DOCUMENT SEGMENT:
===

The Geek vs. The Black Screen

I love my Thinkpad - it's been the best computer I've ever owned. I've tricked it out so that it looks and feels sufficiently cool, and configured it so that It Just Works - yes, with Windows XP. Switching over to Mac seems to be the hip thing to do these days, and fellow geeks who have ponied up the money and made the switch claim that it's so much better, easier and, you know, hipper, than Windows. But I hate learning curves, so I'm quite happy where I am. I'll take John Hodgeman over Justin Long in this case.

I keep my system up to date with the latest patches for both my hardware and software. So when Lenovo recommended some patches to both wired and wireless networking, the video driver, and power manager, and Microsoft did their regular "Patch Tuesday" trick, I was right there. And then... nothing. Screen was black (although the fluorescent tube was lit). My WiFi was more like Why? and Fie! And connecting via Ethernet didn't. I figured it was something with the drivers, so I tried hooking up an external monitor, and it sort of worked for a while. I tried rolling back the network drivers (system hung). I tried manually ripping them out and letting the system find the "new hardware" - which worked until I had to reboot, at which point the network connections stopped again.

===

TASKS TO CARRY OUT:
**a.** Please rewrite the part of the black-screen post starting at "I love my Thinkpad" and ending at "in this case.", using "laptop" in place of "Thinkpad".
**b.** In the black-screen post, what happened when the writer tried rolling back the network drivers?

STORED DATA:
===

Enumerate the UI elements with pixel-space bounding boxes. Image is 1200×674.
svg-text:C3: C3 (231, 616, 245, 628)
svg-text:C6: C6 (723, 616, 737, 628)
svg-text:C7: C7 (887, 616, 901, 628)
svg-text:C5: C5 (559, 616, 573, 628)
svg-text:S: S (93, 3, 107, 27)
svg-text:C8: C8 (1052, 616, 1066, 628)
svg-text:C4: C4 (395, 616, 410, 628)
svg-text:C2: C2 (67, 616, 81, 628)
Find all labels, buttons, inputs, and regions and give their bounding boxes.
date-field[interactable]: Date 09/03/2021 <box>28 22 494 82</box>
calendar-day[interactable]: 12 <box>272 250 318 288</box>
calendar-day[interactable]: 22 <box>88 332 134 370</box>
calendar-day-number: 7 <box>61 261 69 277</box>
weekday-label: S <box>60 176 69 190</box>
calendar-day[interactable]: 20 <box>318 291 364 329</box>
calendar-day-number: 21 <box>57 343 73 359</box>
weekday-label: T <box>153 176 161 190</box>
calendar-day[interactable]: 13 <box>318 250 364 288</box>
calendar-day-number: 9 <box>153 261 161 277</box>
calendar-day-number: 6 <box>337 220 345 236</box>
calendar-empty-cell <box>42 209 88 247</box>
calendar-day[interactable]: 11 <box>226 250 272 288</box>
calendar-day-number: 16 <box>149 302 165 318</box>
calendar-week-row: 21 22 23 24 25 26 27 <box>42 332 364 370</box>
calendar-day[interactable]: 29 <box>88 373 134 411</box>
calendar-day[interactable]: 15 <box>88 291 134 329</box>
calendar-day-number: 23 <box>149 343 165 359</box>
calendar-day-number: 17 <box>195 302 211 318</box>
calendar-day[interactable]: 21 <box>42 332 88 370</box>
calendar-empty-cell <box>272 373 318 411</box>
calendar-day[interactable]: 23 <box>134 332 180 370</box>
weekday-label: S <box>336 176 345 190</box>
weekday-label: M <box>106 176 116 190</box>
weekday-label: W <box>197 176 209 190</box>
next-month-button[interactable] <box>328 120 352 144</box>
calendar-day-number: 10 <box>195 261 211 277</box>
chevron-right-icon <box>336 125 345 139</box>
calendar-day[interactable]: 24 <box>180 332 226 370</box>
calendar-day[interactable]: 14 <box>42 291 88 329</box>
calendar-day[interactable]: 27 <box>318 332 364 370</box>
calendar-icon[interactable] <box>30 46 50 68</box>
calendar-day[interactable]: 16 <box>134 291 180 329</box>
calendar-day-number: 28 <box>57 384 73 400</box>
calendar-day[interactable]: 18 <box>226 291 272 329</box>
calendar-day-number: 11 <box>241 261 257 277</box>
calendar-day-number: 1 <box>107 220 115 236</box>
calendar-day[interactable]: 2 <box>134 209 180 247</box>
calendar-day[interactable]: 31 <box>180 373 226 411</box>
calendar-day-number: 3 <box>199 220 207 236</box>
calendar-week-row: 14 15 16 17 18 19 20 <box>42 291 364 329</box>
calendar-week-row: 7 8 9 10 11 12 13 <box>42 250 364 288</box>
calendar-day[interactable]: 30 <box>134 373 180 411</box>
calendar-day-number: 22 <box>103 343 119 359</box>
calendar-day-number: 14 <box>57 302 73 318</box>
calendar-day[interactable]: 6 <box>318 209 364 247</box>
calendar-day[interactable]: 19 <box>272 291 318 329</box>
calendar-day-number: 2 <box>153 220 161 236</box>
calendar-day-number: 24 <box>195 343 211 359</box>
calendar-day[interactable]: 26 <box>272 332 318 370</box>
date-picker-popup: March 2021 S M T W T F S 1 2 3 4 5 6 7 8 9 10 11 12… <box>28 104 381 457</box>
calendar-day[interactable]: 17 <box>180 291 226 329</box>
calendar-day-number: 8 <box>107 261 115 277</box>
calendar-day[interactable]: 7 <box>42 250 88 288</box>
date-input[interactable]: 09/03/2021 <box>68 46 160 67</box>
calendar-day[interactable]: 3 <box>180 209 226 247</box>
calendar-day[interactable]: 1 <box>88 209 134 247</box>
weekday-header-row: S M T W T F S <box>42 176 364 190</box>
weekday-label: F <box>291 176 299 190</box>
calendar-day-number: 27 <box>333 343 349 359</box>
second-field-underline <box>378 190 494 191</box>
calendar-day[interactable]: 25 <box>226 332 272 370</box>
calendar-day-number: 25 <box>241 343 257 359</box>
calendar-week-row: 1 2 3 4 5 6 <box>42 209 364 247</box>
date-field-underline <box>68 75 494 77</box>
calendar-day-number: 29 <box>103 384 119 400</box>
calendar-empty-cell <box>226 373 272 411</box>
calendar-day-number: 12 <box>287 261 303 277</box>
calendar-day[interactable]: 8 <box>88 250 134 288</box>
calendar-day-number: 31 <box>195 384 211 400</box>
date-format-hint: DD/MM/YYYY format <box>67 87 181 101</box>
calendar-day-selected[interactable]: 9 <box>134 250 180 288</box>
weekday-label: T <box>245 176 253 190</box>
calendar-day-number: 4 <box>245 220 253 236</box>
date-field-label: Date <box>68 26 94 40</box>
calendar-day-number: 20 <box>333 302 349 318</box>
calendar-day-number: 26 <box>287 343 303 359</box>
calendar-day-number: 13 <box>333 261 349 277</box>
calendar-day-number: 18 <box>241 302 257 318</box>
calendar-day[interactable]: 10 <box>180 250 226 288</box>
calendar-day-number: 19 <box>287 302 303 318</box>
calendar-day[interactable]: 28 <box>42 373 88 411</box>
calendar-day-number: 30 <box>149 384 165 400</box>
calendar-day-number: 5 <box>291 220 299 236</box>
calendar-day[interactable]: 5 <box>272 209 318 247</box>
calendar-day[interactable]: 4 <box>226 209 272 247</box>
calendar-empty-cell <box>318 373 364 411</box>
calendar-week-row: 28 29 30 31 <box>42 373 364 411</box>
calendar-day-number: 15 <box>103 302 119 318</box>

===

OUTPUTS FOR THE TASKS:
**a.**
I love my laptop - it's been the best computer I've ever owned. I've tricked it out so that it looks and feels sufficiently cool, and configured it so that It Just Works - yes, with Windows XP. Switching over to Mac seems to be the hip thing to do these days, and fellow geeks who have ponied up the money and made the switch claim that it's so much better, easier and, you know, hipper, than Windows. But I hate learning curves, so I'm quite happy where I am. I'll take John Hodgeman over Justin Long in this case.

**b.** The system hung.